(Exercise requirements) Sort through the entries below and pull out lines containing the word "title".

(Excerpted records)
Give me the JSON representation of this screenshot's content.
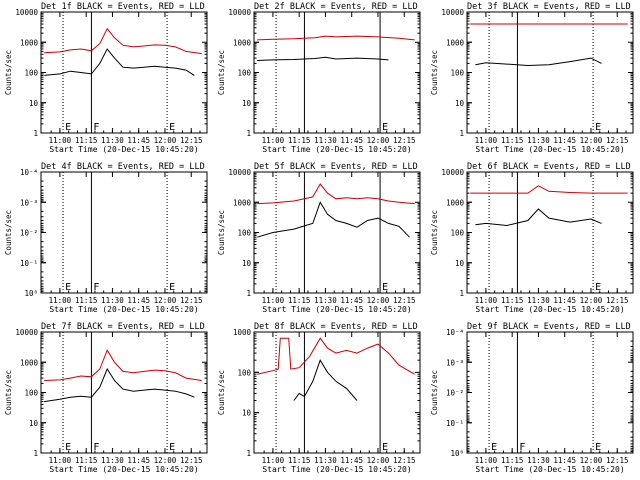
{
  "x_tick_labels": [
    "11:00",
    "11:15",
    "11:30",
    "11:45",
    "12:00",
    "12:15"
  ],
  "x_ticks_min": [
    11.0,
    11.25,
    11.5,
    11.75,
    12.0,
    12.25
  ],
  "xlabel": "Start Time (20-Dec-15 10:45:20)",
  "ylabel": "Counts/sec",
  "colors": {
    "events": "#000000",
    "lld": "#cc0000",
    "axis": "#000000"
  },
  "chart_data": [
    {
      "type": "line",
      "id": "det1",
      "title": "Det 1f BLACK = Events, RED = LLD",
      "xlim": [
        10.82,
        12.4
      ],
      "yscale": "log",
      "ylim": [
        1,
        10000
      ],
      "y_tick_labels": [
        "1",
        "10",
        "100",
        "1000",
        "10000"
      ],
      "y_ticks": [
        1,
        10,
        100,
        1000,
        10000
      ],
      "markers": [
        {
          "x": 11.03,
          "style": "dotted",
          "label": "E"
        },
        {
          "x": 11.3,
          "style": "solid",
          "label": "F"
        },
        {
          "x": 12.02,
          "style": "dotted",
          "label": "E"
        }
      ],
      "series": [
        {
          "name": "LLD",
          "color": "red",
          "x": [
            10.85,
            11.0,
            11.1,
            11.2,
            11.3,
            11.38,
            11.45,
            11.52,
            11.6,
            11.7,
            11.8,
            11.9,
            12.0,
            12.1,
            12.2,
            12.35
          ],
          "y": [
            450,
            480,
            560,
            600,
            520,
            900,
            2800,
            1400,
            800,
            700,
            750,
            820,
            800,
            700,
            500,
            420
          ]
        },
        {
          "name": "Events",
          "color": "black",
          "x": [
            10.85,
            11.0,
            11.1,
            11.2,
            11.3,
            11.38,
            11.45,
            11.52,
            11.6,
            11.7,
            11.8,
            11.9,
            12.0,
            12.1,
            12.2,
            12.28
          ],
          "y": [
            80,
            90,
            110,
            100,
            90,
            200,
            600,
            300,
            150,
            140,
            150,
            160,
            150,
            140,
            120,
            80
          ]
        }
      ]
    },
    {
      "type": "line",
      "id": "det2",
      "title": "Det 2f BLACK = Events, RED = LLD",
      "xlim": [
        10.82,
        12.4
      ],
      "yscale": "log",
      "ylim": [
        1,
        10000
      ],
      "y_tick_labels": [
        "1",
        "10",
        "100",
        "1000",
        "10000"
      ],
      "y_ticks": [
        1,
        10,
        100,
        1000,
        10000
      ],
      "markers": [
        {
          "x": 11.03,
          "style": "dotted",
          "label": ""
        },
        {
          "x": 11.3,
          "style": "solid",
          "label": ""
        },
        {
          "x": 12.02,
          "style": "solid",
          "label": "E"
        }
      ],
      "series": [
        {
          "name": "LLD",
          "color": "red",
          "x": [
            10.85,
            11.0,
            11.2,
            11.4,
            11.5,
            11.6,
            11.8,
            12.0,
            12.2,
            12.35
          ],
          "y": [
            1200,
            1250,
            1300,
            1400,
            1600,
            1500,
            1600,
            1500,
            1350,
            1200
          ]
        },
        {
          "name": "Events",
          "color": "black",
          "x": [
            10.85,
            11.0,
            11.2,
            11.4,
            11.5,
            11.6,
            11.8,
            12.0,
            12.1
          ],
          "y": [
            250,
            260,
            270,
            290,
            320,
            280,
            300,
            280,
            260
          ]
        }
      ]
    },
    {
      "type": "line",
      "id": "det3",
      "title": "Det 3f BLACK = Events, RED = LLD",
      "xlim": [
        10.82,
        12.4
      ],
      "yscale": "log",
      "ylim": [
        1,
        10000
      ],
      "y_tick_labels": [
        "1",
        "10",
        "100",
        "1000",
        "10000"
      ],
      "y_ticks": [
        1,
        10,
        100,
        1000,
        10000
      ],
      "markers": [
        {
          "x": 11.03,
          "style": "dotted",
          "label": ""
        },
        {
          "x": 11.3,
          "style": "solid",
          "label": ""
        },
        {
          "x": 12.02,
          "style": "dotted",
          "label": "E"
        }
      ],
      "series": [
        {
          "name": "LLD",
          "color": "red",
          "x": [
            10.85,
            12.35
          ],
          "y": [
            4000,
            4000
          ]
        },
        {
          "name": "Events",
          "color": "black",
          "x": [
            10.9,
            11.0,
            11.2,
            11.4,
            11.6,
            11.8,
            12.0,
            12.1
          ],
          "y": [
            180,
            210,
            190,
            170,
            180,
            230,
            300,
            200
          ]
        }
      ]
    },
    {
      "type": "line",
      "id": "det4",
      "title": "Det 4f BLACK = Events, RED = LLD",
      "xlim": [
        10.82,
        12.4
      ],
      "yscale": "log",
      "ylim": [
        1,
        0.0001
      ],
      "y_tick_labels": [
        "10⁰",
        "10⁻¹",
        "10⁻²",
        "10⁻³",
        "10⁻⁴"
      ],
      "y_ticks": [
        1,
        0.1,
        0.01,
        0.001,
        0.0001
      ],
      "markers": [
        {
          "x": 11.03,
          "style": "dotted",
          "label": "E"
        },
        {
          "x": 11.3,
          "style": "solid",
          "label": "F"
        },
        {
          "x": 12.02,
          "style": "dotted",
          "label": "E"
        }
      ],
      "series": []
    },
    {
      "type": "line",
      "id": "det5",
      "title": "Det 5f BLACK = Events, RED = LLD",
      "xlim": [
        10.82,
        12.4
      ],
      "yscale": "log",
      "ylim": [
        1,
        10000
      ],
      "y_tick_labels": [
        "1",
        "10",
        "100",
        "1000",
        "10000"
      ],
      "y_ticks": [
        1,
        10,
        100,
        1000,
        10000
      ],
      "markers": [
        {
          "x": 11.03,
          "style": "dotted",
          "label": ""
        },
        {
          "x": 11.3,
          "style": "solid",
          "label": ""
        },
        {
          "x": 12.02,
          "style": "solid",
          "label": "E"
        }
      ],
      "series": [
        {
          "name": "LLD",
          "color": "red",
          "x": [
            10.85,
            11.0,
            11.2,
            11.38,
            11.45,
            11.52,
            11.6,
            11.7,
            11.8,
            11.9,
            12.0,
            12.1,
            12.2,
            12.35
          ],
          "y": [
            900,
            950,
            1100,
            1500,
            4000,
            2000,
            1300,
            1400,
            1300,
            1400,
            1300,
            1100,
            1000,
            900
          ]
        },
        {
          "name": "Events",
          "color": "black",
          "x": [
            10.85,
            11.0,
            11.2,
            11.38,
            11.45,
            11.52,
            11.6,
            11.7,
            11.8,
            11.9,
            12.0,
            12.1,
            12.2,
            12.3
          ],
          "y": [
            70,
            100,
            130,
            200,
            1000,
            400,
            250,
            200,
            150,
            250,
            300,
            200,
            160,
            70
          ]
        }
      ]
    },
    {
      "type": "line",
      "id": "det6",
      "title": "Det 6f BLACK = Events, RED = LLD",
      "xlim": [
        10.82,
        12.4
      ],
      "yscale": "log",
      "ylim": [
        1,
        10000
      ],
      "y_tick_labels": [
        "1",
        "10",
        "100",
        "1000",
        "10000"
      ],
      "y_ticks": [
        1,
        10,
        100,
        1000,
        10000
      ],
      "markers": [
        {
          "x": 11.03,
          "style": "dotted",
          "label": ""
        },
        {
          "x": 11.3,
          "style": "solid",
          "label": ""
        },
        {
          "x": 12.02,
          "style": "dotted",
          "label": "E"
        }
      ],
      "series": [
        {
          "name": "LLD",
          "color": "red",
          "x": [
            10.85,
            11.2,
            11.4,
            11.5,
            11.6,
            11.8,
            12.0,
            12.35
          ],
          "y": [
            2000,
            2000,
            2000,
            3500,
            2300,
            2100,
            2000,
            2000
          ]
        },
        {
          "name": "Events",
          "color": "black",
          "x": [
            10.9,
            11.0,
            11.2,
            11.4,
            11.5,
            11.6,
            11.8,
            12.0,
            12.1
          ],
          "y": [
            180,
            200,
            170,
            250,
            600,
            300,
            220,
            280,
            200
          ]
        }
      ]
    },
    {
      "type": "line",
      "id": "det7",
      "title": "Det 7f BLACK = Events, RED = LLD",
      "xlim": [
        10.82,
        12.4
      ],
      "yscale": "log",
      "ylim": [
        1,
        10000
      ],
      "y_tick_labels": [
        "1",
        "10",
        "100",
        "1000",
        "10000"
      ],
      "y_ticks": [
        1,
        10,
        100,
        1000,
        10000
      ],
      "markers": [
        {
          "x": 11.03,
          "style": "dotted",
          "label": "E"
        },
        {
          "x": 11.3,
          "style": "solid",
          "label": "F"
        },
        {
          "x": 12.02,
          "style": "dotted",
          "label": "E"
        }
      ],
      "series": [
        {
          "name": "LLD",
          "color": "red",
          "x": [
            10.85,
            11.0,
            11.1,
            11.2,
            11.3,
            11.38,
            11.45,
            11.52,
            11.6,
            11.7,
            11.8,
            11.9,
            12.0,
            12.1,
            12.2,
            12.35
          ],
          "y": [
            250,
            260,
            300,
            350,
            330,
            600,
            2500,
            1000,
            500,
            450,
            500,
            550,
            520,
            450,
            300,
            250
          ]
        },
        {
          "name": "Events",
          "color": "black",
          "x": [
            10.85,
            11.0,
            11.1,
            11.2,
            11.3,
            11.38,
            11.45,
            11.52,
            11.6,
            11.7,
            11.8,
            11.9,
            12.0,
            12.1,
            12.2,
            12.28
          ],
          "y": [
            50,
            60,
            70,
            75,
            70,
            150,
            600,
            250,
            130,
            110,
            120,
            130,
            120,
            110,
            90,
            70
          ]
        }
      ]
    },
    {
      "type": "line",
      "id": "det8",
      "title": "Det 8f BLACK = Events, RED = LLD",
      "xlim": [
        10.82,
        12.4
      ],
      "yscale": "log",
      "ylim": [
        1,
        1000
      ],
      "y_tick_labels": [
        "1",
        "10",
        "100",
        "1000"
      ],
      "y_ticks": [
        1,
        10,
        100,
        1000
      ],
      "markers": [
        {
          "x": 11.03,
          "style": "dotted",
          "label": ""
        },
        {
          "x": 11.3,
          "style": "solid",
          "label": ""
        },
        {
          "x": 12.02,
          "style": "solid",
          "label": "E"
        }
      ],
      "series": [
        {
          "name": "LLD",
          "color": "red",
          "x": [
            10.85,
            11.0,
            11.05,
            11.07,
            11.15,
            11.17,
            11.25,
            11.35,
            11.45,
            11.52,
            11.6,
            11.7,
            11.8,
            11.9,
            12.0,
            12.1,
            12.2,
            12.35
          ],
          "y": [
            90,
            110,
            120,
            700,
            700,
            120,
            130,
            250,
            700,
            400,
            300,
            350,
            300,
            400,
            500,
            300,
            150,
            90
          ]
        },
        {
          "name": "Events",
          "color": "black",
          "x": [
            11.2,
            11.25,
            11.3,
            11.38,
            11.45,
            11.52,
            11.6,
            11.7,
            11.8
          ],
          "y": [
            20,
            30,
            25,
            60,
            200,
            100,
            60,
            40,
            20
          ]
        }
      ]
    },
    {
      "type": "line",
      "id": "det9",
      "title": "Det 9f BLACK = Events, RED = LLD",
      "xlim": [
        10.82,
        12.4
      ],
      "yscale": "log",
      "ylim": [
        1,
        0.0001
      ],
      "y_tick_labels": [
        "10⁰",
        "10⁻¹",
        "10⁻²",
        "10⁻³",
        "10⁻⁴"
      ],
      "y_ticks": [
        1,
        0.1,
        0.01,
        0.001,
        0.0001
      ],
      "markers": [
        {
          "x": 11.03,
          "style": "dotted",
          "label": "E"
        },
        {
          "x": 11.3,
          "style": "solid",
          "label": "F"
        },
        {
          "x": 12.02,
          "style": "dotted",
          "label": "E"
        }
      ],
      "series": []
    }
  ]
}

(Task answer)
      "title": "Det 1f BLACK = Events, RED = LLD",
      "title": "Det 2f BLACK = Events, RED = LLD",
      "title": "Det 3f BLACK = Events, RED = LLD",
      "title": "Det 4f BLACK = Events, RED = LLD",
      "title": "Det 5f BLACK = Events, RED = LLD",
      "title": "Det 6f BLACK = Events, RED = LLD",
      "title": "Det 7f BLACK = Events, RED = LLD",
      "title": "Det 8f BLACK = Events, RED = LLD",
      "title": "Det 9f BLACK = Events, RED = LLD",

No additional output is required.